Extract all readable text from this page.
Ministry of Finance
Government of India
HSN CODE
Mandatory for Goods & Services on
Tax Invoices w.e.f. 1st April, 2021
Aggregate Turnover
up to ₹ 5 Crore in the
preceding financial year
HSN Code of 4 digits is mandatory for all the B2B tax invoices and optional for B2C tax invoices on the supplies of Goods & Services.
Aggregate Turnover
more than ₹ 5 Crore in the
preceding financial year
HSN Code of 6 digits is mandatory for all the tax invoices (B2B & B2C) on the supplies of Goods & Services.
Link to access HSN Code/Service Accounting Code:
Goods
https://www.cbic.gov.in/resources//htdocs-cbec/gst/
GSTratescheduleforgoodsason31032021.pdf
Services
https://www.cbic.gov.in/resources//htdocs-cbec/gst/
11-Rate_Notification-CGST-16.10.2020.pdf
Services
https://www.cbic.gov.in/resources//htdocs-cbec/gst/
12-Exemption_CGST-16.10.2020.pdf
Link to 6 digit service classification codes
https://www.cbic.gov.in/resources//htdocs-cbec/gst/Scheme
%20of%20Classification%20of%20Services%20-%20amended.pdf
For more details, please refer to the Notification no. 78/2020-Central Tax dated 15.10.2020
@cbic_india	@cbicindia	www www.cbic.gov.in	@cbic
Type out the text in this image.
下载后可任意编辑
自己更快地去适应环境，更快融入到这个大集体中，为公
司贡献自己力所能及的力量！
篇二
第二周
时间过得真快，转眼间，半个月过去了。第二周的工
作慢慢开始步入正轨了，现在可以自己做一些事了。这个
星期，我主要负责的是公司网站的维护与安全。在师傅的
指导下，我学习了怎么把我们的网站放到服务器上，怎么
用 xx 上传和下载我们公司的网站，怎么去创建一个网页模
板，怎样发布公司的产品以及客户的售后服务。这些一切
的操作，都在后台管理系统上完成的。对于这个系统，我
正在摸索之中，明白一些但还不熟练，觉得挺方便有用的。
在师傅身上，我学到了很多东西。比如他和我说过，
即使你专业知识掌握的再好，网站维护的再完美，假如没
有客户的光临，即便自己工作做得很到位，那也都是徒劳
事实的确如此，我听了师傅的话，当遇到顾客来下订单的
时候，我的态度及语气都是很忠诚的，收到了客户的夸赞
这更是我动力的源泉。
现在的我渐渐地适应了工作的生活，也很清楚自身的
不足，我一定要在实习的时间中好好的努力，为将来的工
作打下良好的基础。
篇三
+ + + + +
Exercise –
Give the material above again, word for word.

Solution for this task –
Extract all readable text from this page.
Ministry of Finance
Government of India
HSN CODE
Mandatory for Goods & Services on
Tax Invoices w.e.f. 1st April, 2021
Aggregate Turnover
up to ₹ 5 Crore in the
preceding financial year
HSN Code of 4 digits is mandatory for all the B2B tax invoices and optional for B2C tax invoices on the supplies of Goods & Services.
Aggregate Turnover
more than ₹ 5 Crore in the
preceding financial year
HSN Code of 6 digits is mandatory for all the tax invoices (B2B & B2C) on the supplies of Goods & Services.
Link to access HSN Code/Service Accounting Code:
Goods
https://www.cbic.gov.in/resources//htdocs-cbec/gst/
GSTratescheduleforgoodsason31032021.pdf
Services
https://www.cbic.gov.in/resources//htdocs-cbec/gst/
11-Rate_Notification-CGST-16.10.2020.pdf
Services
https://www.cbic.gov.in/resources//htdocs-cbec/gst/
12-Exemption_CGST-16.10.2020.pdf
Link to 6 digit service classification codes
https://www.cbic.gov.in/resources//htdocs-cbec/gst/Scheme
%20of%20Classification%20of%20Services%20-%20amended.pdf
For more details, please refer to the Notification no. 78/2020-Central Tax dated 15.10.2020
@cbic_india	@cbicindia	www www.cbic.gov.in	@cbic
Type out the text in this image.
下载后可任意编辑
自己更快地去适应环境，更快融入到这个大集体中，为公
司贡献自己力所能及的力量！
篇二
第二周
时间过得真快，转眼间，半个月过去了。第二周的工
作慢慢开始步入正轨了，现在可以自己做一些事了。这个
星期，我主要负责的是公司网站的维护与安全。在师傅的
指导下，我学习了怎么把我们的网站放到服务器上，怎么
用 xx 上传和下载我们公司的网站，怎么去创建一个网页模
板，怎样发布公司的产品以及客户的售后服务。这些一切
的操作，都在后台管理系统上完成的。对于这个系统，我
正在摸索之中，明白一些但还不熟练，觉得挺方便有用的。
在师傅身上，我学到了很多东西。比如他和我说过，
即使你专业知识掌握的再好，网站维护的再完美，假如没
有客户的光临，即便自己工作做得很到位，那也都是徒劳
事实的确如此，我听了师傅的话，当遇到顾客来下订单的
时候，我的态度及语气都是很忠诚的，收到了客户的夸赞
这更是我动力的源泉。
现在的我渐渐地适应了工作的生活，也很清楚自身的
不足，我一定要在实习的时间中好好的努力，为将来的工
作打下良好的基础。
篇三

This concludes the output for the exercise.